◆ Aim: Reproduce the lines between the one holding "y-tick-label: 1000 xyxy=(37,506,59,516)" and the one holding "y-axis-label: S xyxy=(15,841,21,852)", inclusive, without any changes.

◆ Record excerpts:
--- START ---
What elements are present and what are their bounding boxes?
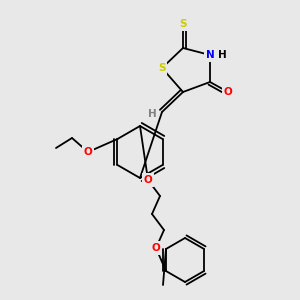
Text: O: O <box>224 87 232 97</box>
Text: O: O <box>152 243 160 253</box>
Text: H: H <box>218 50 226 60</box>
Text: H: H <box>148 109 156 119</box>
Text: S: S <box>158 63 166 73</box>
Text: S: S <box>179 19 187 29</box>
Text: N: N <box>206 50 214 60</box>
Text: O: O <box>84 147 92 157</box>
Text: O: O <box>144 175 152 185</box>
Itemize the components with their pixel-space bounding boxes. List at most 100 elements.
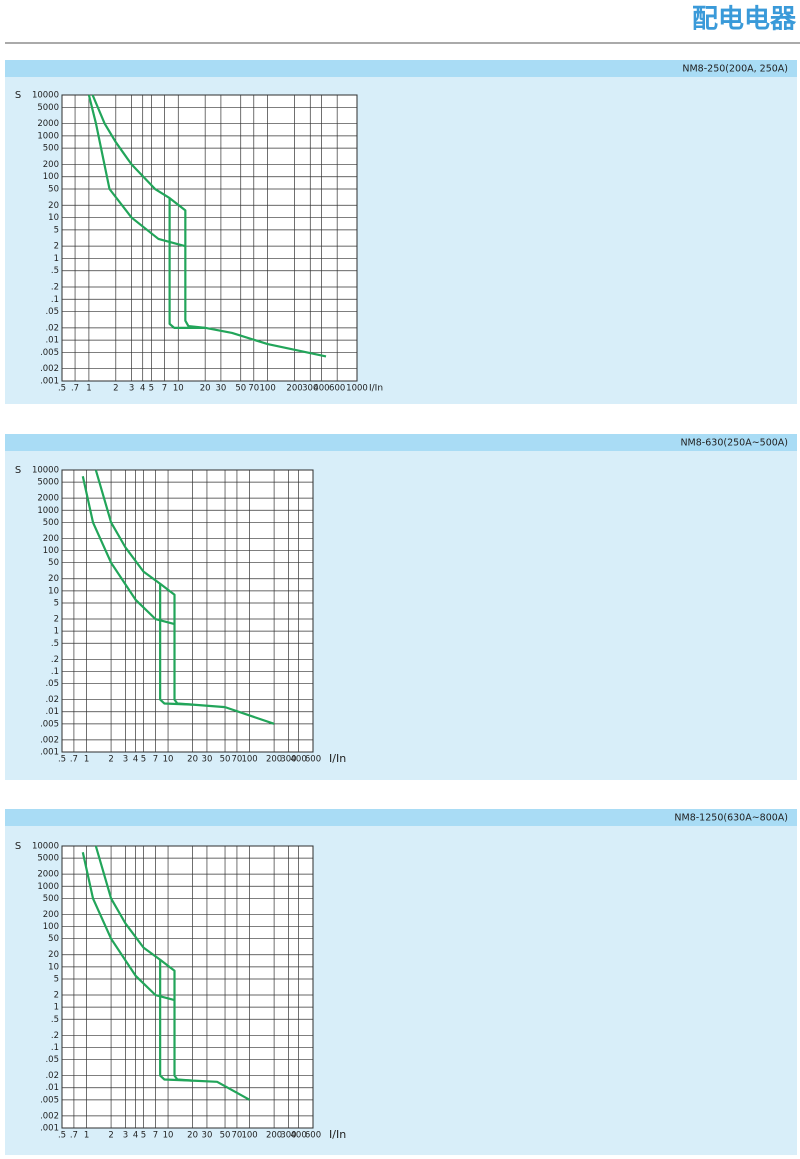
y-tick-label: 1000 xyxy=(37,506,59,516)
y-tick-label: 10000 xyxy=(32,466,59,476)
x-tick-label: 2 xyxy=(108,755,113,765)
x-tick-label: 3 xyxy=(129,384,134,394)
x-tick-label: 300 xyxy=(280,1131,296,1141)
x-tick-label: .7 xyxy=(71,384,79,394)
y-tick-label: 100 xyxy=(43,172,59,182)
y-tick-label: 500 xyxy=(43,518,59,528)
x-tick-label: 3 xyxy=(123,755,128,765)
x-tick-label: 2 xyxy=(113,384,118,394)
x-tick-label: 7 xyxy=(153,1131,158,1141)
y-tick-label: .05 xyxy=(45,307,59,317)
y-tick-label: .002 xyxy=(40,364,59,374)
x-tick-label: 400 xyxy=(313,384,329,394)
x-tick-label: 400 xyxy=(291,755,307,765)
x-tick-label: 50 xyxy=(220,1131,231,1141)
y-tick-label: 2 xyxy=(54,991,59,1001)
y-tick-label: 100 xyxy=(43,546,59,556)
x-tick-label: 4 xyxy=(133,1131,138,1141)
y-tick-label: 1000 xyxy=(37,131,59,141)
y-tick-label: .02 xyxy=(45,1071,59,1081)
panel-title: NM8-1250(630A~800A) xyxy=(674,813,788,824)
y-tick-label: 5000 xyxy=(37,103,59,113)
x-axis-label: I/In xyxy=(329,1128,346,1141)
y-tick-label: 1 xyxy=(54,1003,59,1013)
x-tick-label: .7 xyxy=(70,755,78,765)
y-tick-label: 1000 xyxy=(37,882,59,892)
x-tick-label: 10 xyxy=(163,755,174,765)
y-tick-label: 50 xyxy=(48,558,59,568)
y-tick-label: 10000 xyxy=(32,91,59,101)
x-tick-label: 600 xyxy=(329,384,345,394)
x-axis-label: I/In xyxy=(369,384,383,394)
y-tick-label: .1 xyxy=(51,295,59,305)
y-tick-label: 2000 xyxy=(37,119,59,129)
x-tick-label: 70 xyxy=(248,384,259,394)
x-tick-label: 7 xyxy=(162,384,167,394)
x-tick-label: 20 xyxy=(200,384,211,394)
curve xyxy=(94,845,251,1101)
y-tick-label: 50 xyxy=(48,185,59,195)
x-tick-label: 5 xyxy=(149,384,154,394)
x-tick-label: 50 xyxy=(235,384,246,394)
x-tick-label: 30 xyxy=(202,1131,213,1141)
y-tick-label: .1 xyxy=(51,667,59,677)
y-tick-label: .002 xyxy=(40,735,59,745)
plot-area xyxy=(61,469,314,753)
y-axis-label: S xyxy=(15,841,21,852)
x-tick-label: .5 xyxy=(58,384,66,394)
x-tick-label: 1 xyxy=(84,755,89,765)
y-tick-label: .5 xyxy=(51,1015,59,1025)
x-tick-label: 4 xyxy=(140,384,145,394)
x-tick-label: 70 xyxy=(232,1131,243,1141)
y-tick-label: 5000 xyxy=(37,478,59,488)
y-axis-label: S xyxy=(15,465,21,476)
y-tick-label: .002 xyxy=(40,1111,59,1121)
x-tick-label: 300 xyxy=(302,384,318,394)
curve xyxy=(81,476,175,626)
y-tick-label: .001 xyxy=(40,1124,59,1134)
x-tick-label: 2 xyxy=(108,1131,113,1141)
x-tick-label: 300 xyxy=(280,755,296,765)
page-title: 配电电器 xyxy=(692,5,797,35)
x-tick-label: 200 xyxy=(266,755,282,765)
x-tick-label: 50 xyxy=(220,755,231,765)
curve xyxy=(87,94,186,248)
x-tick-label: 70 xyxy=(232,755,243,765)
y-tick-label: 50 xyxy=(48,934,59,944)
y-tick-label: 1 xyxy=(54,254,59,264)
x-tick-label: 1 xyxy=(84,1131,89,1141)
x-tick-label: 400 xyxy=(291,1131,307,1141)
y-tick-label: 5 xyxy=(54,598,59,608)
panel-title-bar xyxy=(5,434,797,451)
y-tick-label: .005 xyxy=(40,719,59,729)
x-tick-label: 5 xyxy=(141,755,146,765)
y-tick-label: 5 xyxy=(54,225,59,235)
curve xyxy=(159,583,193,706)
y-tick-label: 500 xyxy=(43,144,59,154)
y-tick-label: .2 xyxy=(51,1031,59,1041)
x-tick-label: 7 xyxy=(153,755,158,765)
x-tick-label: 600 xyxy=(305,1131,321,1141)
--- END ---
◆ Answer below:
y-tick-label: 1000 xyxy=(37,506,59,516)
y-tick-label: 10000 xyxy=(32,466,59,476)
x-tick-label: 2 xyxy=(108,755,113,765)
x-tick-label: 3 xyxy=(129,384,134,394)
x-tick-label: 300 xyxy=(280,1131,296,1141)
x-tick-label: .7 xyxy=(71,384,79,394)
y-tick-label: 100 xyxy=(43,172,59,182)
y-tick-label: 500 xyxy=(43,518,59,528)
x-tick-label: 3 xyxy=(123,755,128,765)
x-tick-label: 2 xyxy=(113,384,118,394)
x-tick-label: 7 xyxy=(153,1131,158,1141)
y-tick-label: .05 xyxy=(45,307,59,317)
y-tick-label: .002 xyxy=(40,364,59,374)
x-tick-label: 400 xyxy=(313,384,329,394)
x-tick-label: 400 xyxy=(291,755,307,765)
x-tick-label: 50 xyxy=(220,1131,231,1141)
y-tick-label: 2 xyxy=(54,991,59,1001)
y-tick-label: 100 xyxy=(43,546,59,556)
x-tick-label: 4 xyxy=(133,1131,138,1141)
y-tick-label: 1000 xyxy=(37,131,59,141)
y-tick-label: .02 xyxy=(45,1071,59,1081)
panel-title: NM8-1250(630A~800A) xyxy=(674,813,788,824)
y-tick-label: 5000 xyxy=(37,103,59,113)
x-axis-label: I/In xyxy=(329,1128,346,1141)
y-tick-label: 1 xyxy=(54,1003,59,1013)
x-tick-label: .7 xyxy=(70,755,78,765)
y-tick-label: 1000 xyxy=(37,882,59,892)
x-tick-label: 10 xyxy=(163,755,174,765)
y-tick-label: 50 xyxy=(48,558,59,568)
y-tick-label: 10000 xyxy=(32,91,59,101)
x-tick-label: 600 xyxy=(329,384,345,394)
x-axis-label: I/In xyxy=(369,384,383,394)
y-tick-label: .1 xyxy=(51,295,59,305)
y-tick-label: 2000 xyxy=(37,119,59,129)
x-tick-label: 70 xyxy=(248,384,259,394)
x-tick-label: 7 xyxy=(162,384,167,394)
x-tick-label: 20 xyxy=(200,384,211,394)
curve xyxy=(94,845,251,1101)
y-tick-label: 50 xyxy=(48,185,59,195)
x-tick-label: 5 xyxy=(149,384,154,394)
x-tick-label: 50 xyxy=(235,384,246,394)
x-tick-label: 30 xyxy=(202,1131,213,1141)
y-tick-label: .1 xyxy=(51,667,59,677)
y-tick-label: .002 xyxy=(40,735,59,745)
plot-area xyxy=(61,469,314,753)
y-axis-label: S xyxy=(15,841,21,852)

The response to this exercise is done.